### Given instruction
Reproduce the listing word for word. Skip any image.

### Records for this task

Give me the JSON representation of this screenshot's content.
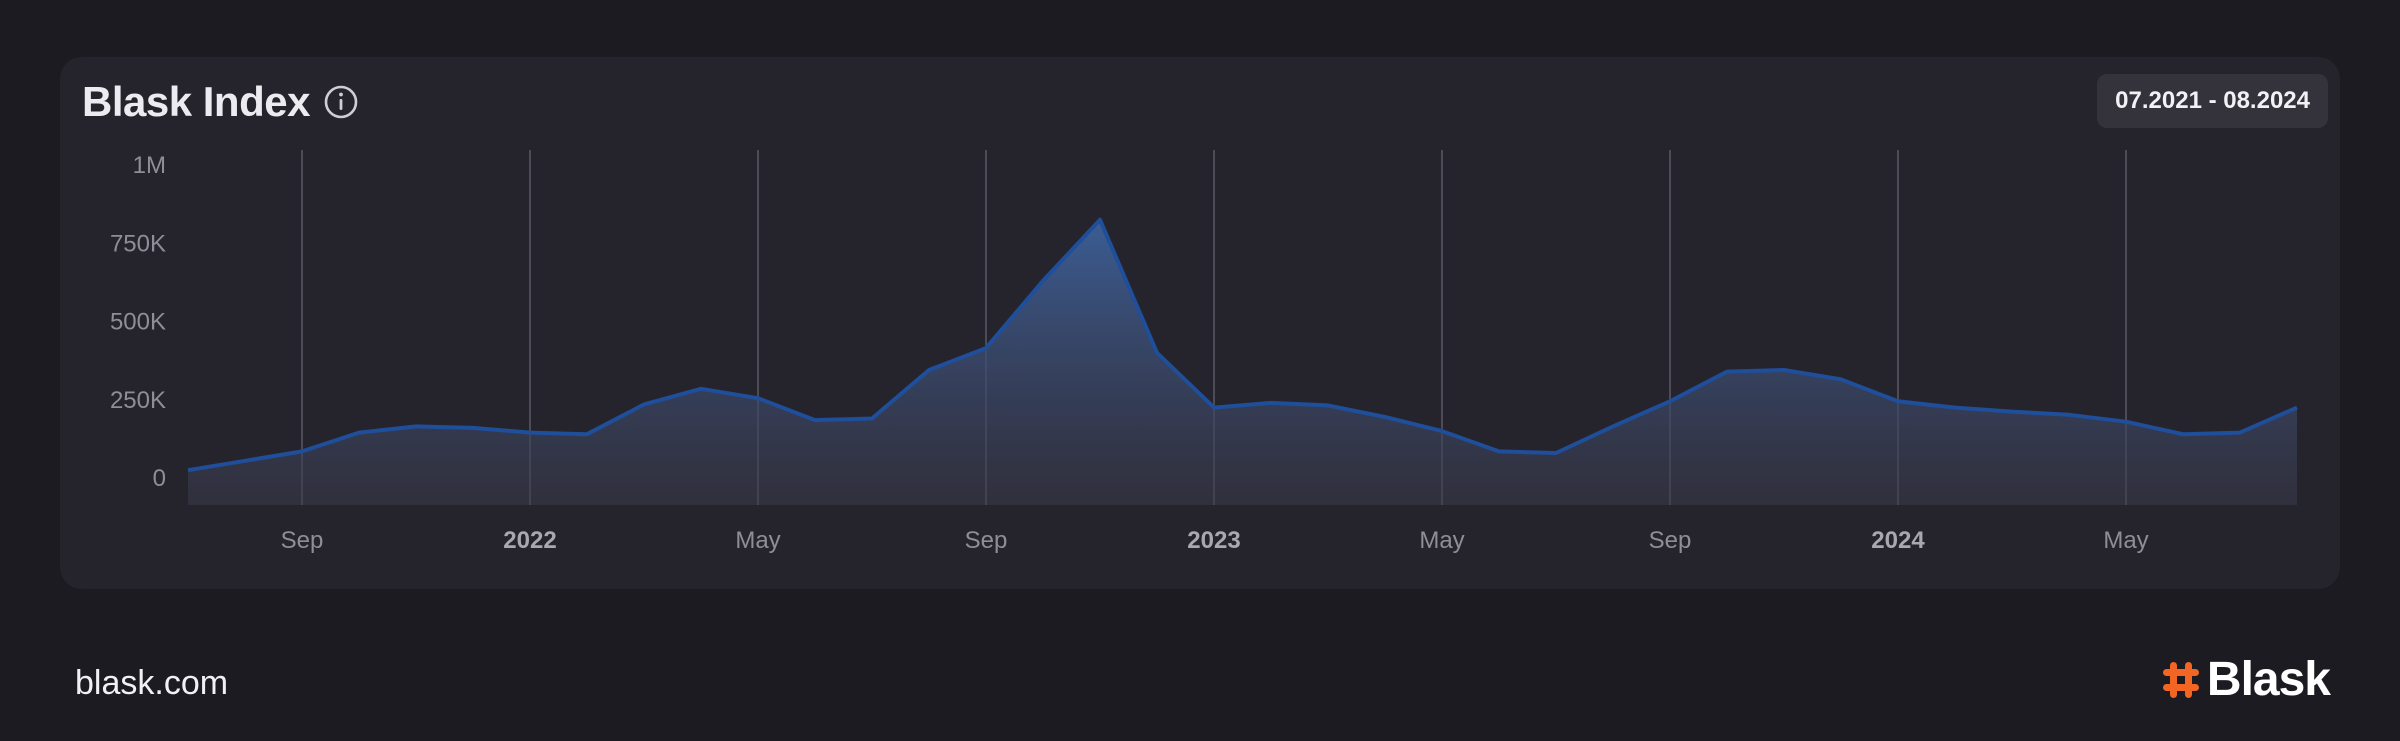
{
  "card": {
    "title": "Blask Index",
    "date_range": "07.2021 - 08.2024"
  },
  "footer": {
    "url": "blask.com",
    "brand": "Blask"
  },
  "colors": {
    "background": "#1d1b22",
    "card": "#25232c",
    "line": "#1f4e9a",
    "fill_top": "#3a5b91",
    "brand_accent": "#f26522"
  },
  "chart_data": {
    "type": "area",
    "title": "Blask Index",
    "y_ticks": [
      "1M",
      "750K",
      "500K",
      "250K",
      "0"
    ],
    "y_tick_values": [
      1000000,
      750000,
      500000,
      250000,
      0
    ],
    "ylim": [
      0,
      1000000
    ],
    "x_ticks": [
      {
        "label": "Sep",
        "date": "2021-09",
        "bold": false
      },
      {
        "label": "2022",
        "date": "2022-01",
        "bold": true
      },
      {
        "label": "May",
        "date": "2022-05",
        "bold": false
      },
      {
        "label": "Sep",
        "date": "2022-09",
        "bold": false
      },
      {
        "label": "2023",
        "date": "2023-01",
        "bold": true
      },
      {
        "label": "May",
        "date": "2023-05",
        "bold": false
      },
      {
        "label": "Sep",
        "date": "2023-09",
        "bold": false
      },
      {
        "label": "2024",
        "date": "2024-01",
        "bold": true
      },
      {
        "label": "May",
        "date": "2024-05",
        "bold": false
      }
    ],
    "grid": "vertical",
    "series": [
      {
        "x": [
          "2021-07",
          "2021-08",
          "2021-09",
          "2021-10",
          "2021-11",
          "2021-12",
          "2022-01",
          "2022-02",
          "2022-03",
          "2022-04",
          "2022-05",
          "2022-06",
          "2022-07",
          "2022-08",
          "2022-09",
          "2022-10",
          "2022-11",
          "2022-12",
          "2023-01",
          "2023-02",
          "2023-03",
          "2023-04",
          "2023-05",
          "2023-06",
          "2023-07",
          "2023-08",
          "2023-09",
          "2023-10",
          "2023-11",
          "2023-12",
          "2024-01",
          "2024-02",
          "2024-03",
          "2024-04",
          "2024-05",
          "2024-06",
          "2024-07",
          "2024-08"
        ],
        "values": [
          25000,
          55000,
          85000,
          145000,
          165000,
          160000,
          145000,
          140000,
          235000,
          285000,
          255000,
          185000,
          190000,
          345000,
          415000,
          630000,
          825000,
          400000,
          225000,
          240000,
          232000,
          195000,
          150000,
          85000,
          80000,
          165000,
          245000,
          340000,
          345000,
          315000,
          245000,
          225000,
          212000,
          202000,
          180000,
          140000,
          145000,
          225000
        ]
      }
    ]
  }
}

### Reply to the task
Give me the JSON representation of this screenshot's content.
{
  "card": {
    "title": "Blask Index",
    "date_range": "07.2021 - 08.2024"
  },
  "footer": {
    "url": "blask.com",
    "brand": "Blask"
  },
  "colors": {
    "background": "#1d1b22",
    "card": "#25232c",
    "line": "#1f4e9a",
    "fill_top": "#3a5b91",
    "brand_accent": "#f26522"
  },
  "chart_data": {
    "type": "area",
    "title": "Blask Index",
    "y_ticks": [
      "1M",
      "750K",
      "500K",
      "250K",
      "0"
    ],
    "y_tick_values": [
      1000000,
      750000,
      500000,
      250000,
      0
    ],
    "ylim": [
      0,
      1000000
    ],
    "x_ticks": [
      {
        "label": "Sep",
        "date": "2021-09",
        "bold": false
      },
      {
        "label": "2022",
        "date": "2022-01",
        "bold": true
      },
      {
        "label": "May",
        "date": "2022-05",
        "bold": false
      },
      {
        "label": "Sep",
        "date": "2022-09",
        "bold": false
      },
      {
        "label": "2023",
        "date": "2023-01",
        "bold": true
      },
      {
        "label": "May",
        "date": "2023-05",
        "bold": false
      },
      {
        "label": "Sep",
        "date": "2023-09",
        "bold": false
      },
      {
        "label": "2024",
        "date": "2024-01",
        "bold": true
      },
      {
        "label": "May",
        "date": "2024-05",
        "bold": false
      }
    ],
    "grid": "vertical",
    "series": [
      {
        "x": [
          "2021-07",
          "2021-08",
          "2021-09",
          "2021-10",
          "2021-11",
          "2021-12",
          "2022-01",
          "2022-02",
          "2022-03",
          "2022-04",
          "2022-05",
          "2022-06",
          "2022-07",
          "2022-08",
          "2022-09",
          "2022-10",
          "2022-11",
          "2022-12",
          "2023-01",
          "2023-02",
          "2023-03",
          "2023-04",
          "2023-05",
          "2023-06",
          "2023-07",
          "2023-08",
          "2023-09",
          "2023-10",
          "2023-11",
          "2023-12",
          "2024-01",
          "2024-02",
          "2024-03",
          "2024-04",
          "2024-05",
          "2024-06",
          "2024-07",
          "2024-08"
        ],
        "values": [
          25000,
          55000,
          85000,
          145000,
          165000,
          160000,
          145000,
          140000,
          235000,
          285000,
          255000,
          185000,
          190000,
          345000,
          415000,
          630000,
          825000,
          400000,
          225000,
          240000,
          232000,
          195000,
          150000,
          85000,
          80000,
          165000,
          245000,
          340000,
          345000,
          315000,
          245000,
          225000,
          212000,
          202000,
          180000,
          140000,
          145000,
          225000
        ]
      }
    ]
  }
}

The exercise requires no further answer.